DATA:
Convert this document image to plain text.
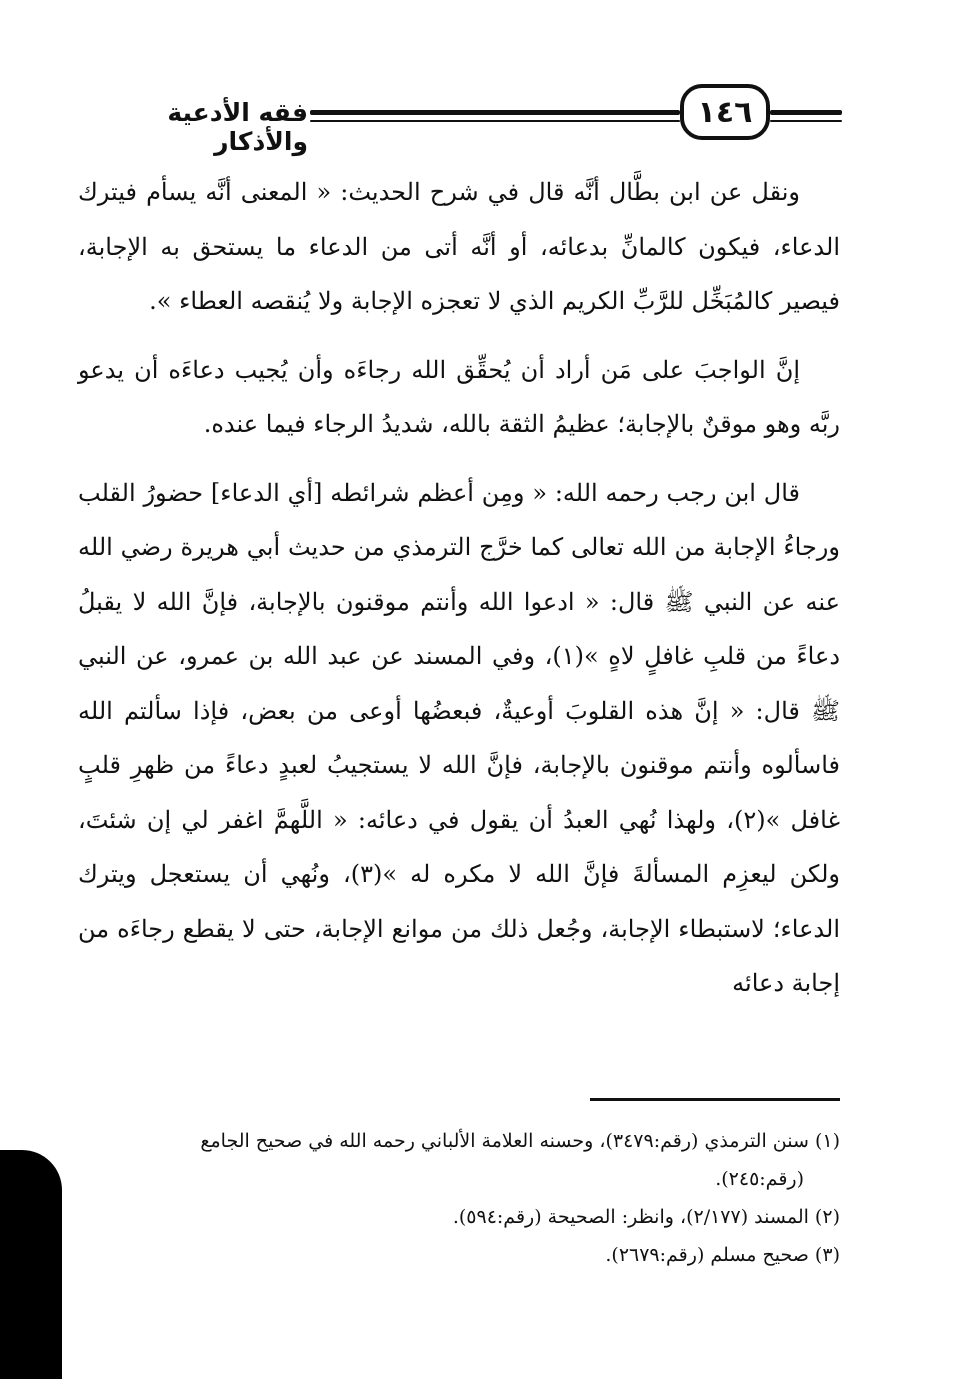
١٤٦
فقه الأدعية والأذكار

ونقل عن ابن بطَّال أنَّه قال في شرح الحديث: « المعنى أنَّه يسأم فيترك الدعاء، فيكون كالمانِّ بدعائه، أو أنَّه أتى من الدعاء ما يستحق به الإجابة، فيصير كالمُبَخِّل للرَّبِّ الكريم الذي لا تعجزه الإجابة ولا يُنقصه العطاء ».

إنَّ الواجبَ على مَن أراد أن يُحقِّق الله رجاءَه وأن يُجيب دعاءَه أن يدعو ربَّه وهو موقنٌ بالإجابة؛ عظيمُ الثقة بالله، شديدُ الرجاء فيما عنده.

قال ابن رجب رحمه الله: « ومِن أعظم شرائطه [أي الدعاء] حضورُ القلب ورجاءُ الإجابة من الله تعالى كما خرَّج الترمذي من حديث أبي هريرة رضي الله عنه عن النبي ﷺ قال: « ادعوا الله وأنتم موقنون بالإجابة، فإنَّ الله لا يقبلُ دعاءً من قلبِ غافلٍ لاهٍ »(١)، وفي المسند عن عبد الله بن عمرو، عن النبي ﷺ قال: « إنَّ هذه القلوبَ أوعيةٌ، فبعضُها أوعى من بعض، فإذا سألتم الله فاسألوه وأنتم موقنون بالإجابة، فإنَّ الله لا يستجيبُ لعبدٍ دعاءً من ظهرِ قلبٍ غافل »(٢)، ولهذا نُهي العبدُ أن يقول في دعائه: « اللَّهمَّ اغفر لي إن شئتَ، ولكن ليعزِم المسألةَ فإنَّ الله لا مكره له »(٣)، ونُهي أن يستعجل ويترك الدعاء؛ لاستبطاء الإجابة، وجُعل ذلك من موانع الإجابة، حتى لا يقطع رجاءَه من إجابة دعائه

(١) سنن الترمذي (رقم:٣٤٧٩)، وحسنه العلامة الألباني رحمه الله في صحيح الجامع

(رقم:٢٤٥).

(٢) المسند (٢/١٧٧)، وانظر: الصحيحة (رقم:٥٩٤).

(٣) صحيح مسلم (رقم:٢٦٧٩).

EXERCISE: Could you reproduce every record above exactly, leaving out the pictures?

ANSWER TO THE EXERCISE:
Convert this document image to plain text.
١٤٦
فقه الأدعية والأذكار

ونقل عن ابن بطَّال أنَّه قال في شرح الحديث: « المعنى أنَّه يسأم فيترك الدعاء، فيكون كالمانِّ بدعائه، أو أنَّه أتى من الدعاء ما يستحق به الإجابة، فيصير كالمُبَخِّل للرَّبِّ الكريم الذي لا تعجزه الإجابة ولا يُنقصه العطاء ».

إنَّ الواجبَ على مَن أراد أن يُحقِّق الله رجاءَه وأن يُجيب دعاءَه أن يدعو ربَّه وهو موقنٌ بالإجابة؛ عظيمُ الثقة بالله، شديدُ الرجاء فيما عنده.

قال ابن رجب رحمه الله: « ومِن أعظم شرائطه [أي الدعاء] حضورُ القلب ورجاءُ الإجابة من الله تعالى كما خرَّج الترمذي من حديث أبي هريرة رضي الله عنه عن النبي ﷺ قال: « ادعوا الله وأنتم موقنون بالإجابة، فإنَّ الله لا يقبلُ دعاءً من قلبِ غافلٍ لاهٍ »(١)، وفي المسند عن عبد الله بن عمرو، عن النبي ﷺ قال: « إنَّ هذه القلوبَ أوعيةٌ، فبعضُها أوعى من بعض، فإذا سألتم الله فاسألوه وأنتم موقنون بالإجابة، فإنَّ الله لا يستجيبُ لعبدٍ دعاءً من ظهرِ قلبٍ غافل »(٢)، ولهذا نُهي العبدُ أن يقول في دعائه: « اللَّهمَّ اغفر لي إن شئتَ، ولكن ليعزِم المسألةَ فإنَّ الله لا مكره له »(٣)، ونُهي أن يستعجل ويترك الدعاء؛ لاستبطاء الإجابة، وجُعل ذلك من موانع الإجابة، حتى لا يقطع رجاءَه من إجابة دعائه

(١) سنن الترمذي (رقم:٣٤٧٩)، وحسنه العلامة الألباني رحمه الله في صحيح الجامع

(رقم:٢٤٥).

(٢) المسند (٢/١٧٧)، وانظر: الصحيحة (رقم:٥٩٤).

(٣) صحيح مسلم (رقم:٢٦٧٩).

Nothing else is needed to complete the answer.